- _Given request_
Copy out every line exactly as given.

- _Extracted entries_
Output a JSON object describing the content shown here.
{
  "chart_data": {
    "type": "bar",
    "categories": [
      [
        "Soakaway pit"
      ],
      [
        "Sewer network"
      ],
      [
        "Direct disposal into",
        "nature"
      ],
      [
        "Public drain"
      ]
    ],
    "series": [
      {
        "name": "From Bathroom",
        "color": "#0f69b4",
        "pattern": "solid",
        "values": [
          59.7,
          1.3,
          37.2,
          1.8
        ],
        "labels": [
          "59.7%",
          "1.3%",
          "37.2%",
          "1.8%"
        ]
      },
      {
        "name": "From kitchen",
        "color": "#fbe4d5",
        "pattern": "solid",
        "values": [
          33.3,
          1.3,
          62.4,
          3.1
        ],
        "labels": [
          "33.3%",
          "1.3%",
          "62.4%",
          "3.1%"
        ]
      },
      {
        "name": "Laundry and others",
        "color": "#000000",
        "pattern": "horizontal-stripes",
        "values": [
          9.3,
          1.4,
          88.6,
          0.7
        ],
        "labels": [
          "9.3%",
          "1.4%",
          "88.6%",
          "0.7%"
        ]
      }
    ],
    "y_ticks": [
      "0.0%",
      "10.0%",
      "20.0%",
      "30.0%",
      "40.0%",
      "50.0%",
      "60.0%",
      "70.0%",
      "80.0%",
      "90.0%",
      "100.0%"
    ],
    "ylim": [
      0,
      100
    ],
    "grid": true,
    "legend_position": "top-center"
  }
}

- _Solution for this exercise_
Output a JSON object describing the content shown here.
{
  "chart_data": {
    "type": "bar",
    "categories": [
      [
        "Soakaway pit"
      ],
      [
        "Sewer network"
      ],
      [
        "Direct disposal into",
        "nature"
      ],
      [
        "Public drain"
      ]
    ],
    "series": [
      {
        "name": "From Bathroom",
        "color": "#0f69b4",
        "pattern": "solid",
        "values": [
          59.7,
          1.3,
          37.2,
          1.8
        ],
        "labels": [
          "59.7%",
          "1.3%",
          "37.2%",
          "1.8%"
        ]
      },
      {
        "name": "From kitchen",
        "color": "#fbe4d5",
        "pattern": "solid",
        "values": [
          33.3,
          1.3,
          62.4,
          3.1
        ],
        "labels": [
          "33.3%",
          "1.3%",
          "62.4%",
          "3.1%"
        ]
      },
      {
        "name": "Laundry and others",
        "color": "#000000",
        "pattern": "horizontal-stripes",
        "values": [
          9.3,
          1.4,
          88.6,
          0.7
        ],
        "labels": [
          "9.3%",
          "1.4%",
          "88.6%",
          "0.7%"
        ]
      }
    ],
    "y_ticks": [
      "0.0%",
      "10.0%",
      "20.0%",
      "30.0%",
      "40.0%",
      "50.0%",
      "60.0%",
      "70.0%",
      "80.0%",
      "90.0%",
      "100.0%"
    ],
    "ylim": [
      0,
      100
    ],
    "grid": true,
    "legend_position": "top-center"
  }
}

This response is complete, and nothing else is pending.